### READING PASSAGE
* * * * * * *

Notation Bayesian Statistics $\propto$ I often read the following notation:
$\propto$. 
How is this sign called and what is the definition of it?
 A: It means proportionallity. I'm sure that you see something like $f(\theta\mid I) \propto p(\theta)p(I\mid \theta)$.
It is a great result: posteriori density is proportional to priori density times likelihood.  Thus, it say how change our guessings about $\theta$ trought the evidence of the data.
A: $$
L(\alpha,\beta) = \text{some constant}\times x^{\alpha-1} e^{-\beta x}
$$
is written as
$$
L(\alpha,\beta) \propto x^{\alpha-1} e^{-\beta x},
$$
and here one must be aware that in this context “constant” means not depending on $\alpha$ or $\beta$.  It does not mean not depending on $x$.  That point is made clear by the left side of the relation, written as a function of $\alpha$ and $\beta$.
$$
f(x) = \text{some constant}\times x^{\alpha-1} e^{-\beta x}
$$
is written as
$$
f(x) \propto x^{\alpha-1} e^{-\beta x},
$$
and this time “constant” means not depending on $x$ but possibly depending on $\alpha$ and $\beta$.  If $f$ is supposed to be a probability density function on the interval $[0,\infty)$, then the “constant” must be the reciprocal of
$$
\int_0^\infty x^{\alpha-1} e^{-\beta x}\,dx =  \frac{\Gamma(\alpha)}{\beta^\alpha}.
$$
If $L(\alpha,\beta)$ above is supposed to be a likelihood function, then regardless of whether you're doing something like maximum likelihood estimation or multiplying the likelihood by the prior probability measure to get the posterior probability measure, knowing the value of the “constant” is of no use at all; generally one just chooses the one that's computationally least inconvenient.

* * * * * * *

### GOAL OF THE EXERCISE
In the thread on the proportionality sign, retype everything from "Notation Bayesian Statistics" down to "of $\alpha$ and $\beta$.".

* * * * * * *

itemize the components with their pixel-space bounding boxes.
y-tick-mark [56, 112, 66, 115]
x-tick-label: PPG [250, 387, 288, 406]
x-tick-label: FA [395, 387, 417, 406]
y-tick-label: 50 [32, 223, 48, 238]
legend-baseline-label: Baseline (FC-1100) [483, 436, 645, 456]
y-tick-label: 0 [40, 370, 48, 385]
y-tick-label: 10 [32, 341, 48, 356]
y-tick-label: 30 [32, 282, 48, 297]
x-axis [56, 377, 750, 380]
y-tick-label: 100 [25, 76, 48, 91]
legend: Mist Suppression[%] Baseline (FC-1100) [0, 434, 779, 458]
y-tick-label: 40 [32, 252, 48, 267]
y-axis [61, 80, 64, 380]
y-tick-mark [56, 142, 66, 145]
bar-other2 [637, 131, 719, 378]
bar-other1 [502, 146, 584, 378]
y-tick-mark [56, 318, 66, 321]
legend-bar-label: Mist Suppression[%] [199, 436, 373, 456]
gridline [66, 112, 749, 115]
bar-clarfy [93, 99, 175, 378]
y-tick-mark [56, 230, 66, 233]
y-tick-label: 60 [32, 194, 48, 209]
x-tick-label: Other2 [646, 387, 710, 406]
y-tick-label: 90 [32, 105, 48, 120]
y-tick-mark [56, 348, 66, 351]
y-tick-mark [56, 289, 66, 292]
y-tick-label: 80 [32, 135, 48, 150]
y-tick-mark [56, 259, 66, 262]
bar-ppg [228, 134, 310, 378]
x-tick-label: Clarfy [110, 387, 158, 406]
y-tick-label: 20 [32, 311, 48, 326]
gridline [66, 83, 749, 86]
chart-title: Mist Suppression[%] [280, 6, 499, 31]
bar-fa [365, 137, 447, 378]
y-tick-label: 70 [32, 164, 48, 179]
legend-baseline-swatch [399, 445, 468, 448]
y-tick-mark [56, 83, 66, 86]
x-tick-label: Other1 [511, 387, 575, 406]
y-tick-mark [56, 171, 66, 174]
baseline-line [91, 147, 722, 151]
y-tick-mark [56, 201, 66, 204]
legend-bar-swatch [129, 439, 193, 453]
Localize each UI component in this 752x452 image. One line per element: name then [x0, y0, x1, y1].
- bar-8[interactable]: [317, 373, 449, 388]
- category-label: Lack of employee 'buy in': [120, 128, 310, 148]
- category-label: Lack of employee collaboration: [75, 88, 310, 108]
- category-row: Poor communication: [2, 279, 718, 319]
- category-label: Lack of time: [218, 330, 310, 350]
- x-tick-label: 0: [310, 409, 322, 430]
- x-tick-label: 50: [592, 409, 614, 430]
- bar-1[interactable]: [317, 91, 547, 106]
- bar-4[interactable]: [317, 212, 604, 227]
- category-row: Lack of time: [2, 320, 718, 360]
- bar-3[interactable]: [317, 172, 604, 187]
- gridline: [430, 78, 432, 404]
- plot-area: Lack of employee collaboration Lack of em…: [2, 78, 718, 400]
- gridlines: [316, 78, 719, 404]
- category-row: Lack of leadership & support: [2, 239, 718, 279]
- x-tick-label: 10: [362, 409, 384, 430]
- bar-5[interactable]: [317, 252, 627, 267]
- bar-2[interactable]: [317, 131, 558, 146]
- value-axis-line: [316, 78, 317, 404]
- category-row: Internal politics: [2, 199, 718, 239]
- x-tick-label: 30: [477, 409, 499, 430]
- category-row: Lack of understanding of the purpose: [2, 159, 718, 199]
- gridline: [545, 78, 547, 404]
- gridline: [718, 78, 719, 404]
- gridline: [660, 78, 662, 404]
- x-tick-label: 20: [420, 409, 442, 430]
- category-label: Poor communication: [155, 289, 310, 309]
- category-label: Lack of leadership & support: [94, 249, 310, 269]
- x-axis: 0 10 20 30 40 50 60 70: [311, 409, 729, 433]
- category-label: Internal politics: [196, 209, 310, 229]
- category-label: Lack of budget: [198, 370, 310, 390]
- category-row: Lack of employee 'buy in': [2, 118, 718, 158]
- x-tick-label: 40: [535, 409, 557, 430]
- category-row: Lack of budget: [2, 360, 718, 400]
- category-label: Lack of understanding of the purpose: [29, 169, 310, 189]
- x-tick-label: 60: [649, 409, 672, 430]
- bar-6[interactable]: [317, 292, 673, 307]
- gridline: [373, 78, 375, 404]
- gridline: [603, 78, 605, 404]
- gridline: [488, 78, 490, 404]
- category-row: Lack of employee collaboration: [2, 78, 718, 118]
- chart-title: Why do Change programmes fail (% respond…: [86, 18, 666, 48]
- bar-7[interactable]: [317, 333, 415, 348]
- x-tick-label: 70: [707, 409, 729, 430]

* * * * * * *

### RESPONSE TO THIS TASK
Notation Bayesian Statistics $\propto$ I often read the following notation:
$\propto$. 
How is this sign called and what is the definition of it?
 A: It means proportionallity. I'm sure that you see something like $f(\theta\mid I) \propto p(\theta)p(I\mid \theta)$.
It is a great result: posteriori density is proportional to priori density times likelihood.  Thus, it say how change our guessings about $\theta$ trought the evidence of the data.
A: $$
L(\alpha,\beta) = \text{some constant}\times x^{\alpha-1} e^{-\beta x}
$$
is written as
$$
L(\alpha,\beta) \propto x^{\alpha-1} e^{-\beta x},
$$
and here one must be aware that in this context “constant” means not depending on $\alpha$ or $\beta$.  It does not mean not depending on $x$.  That point is made clear by the left side of the relation, written as a function of $\alpha$ and $\beta$.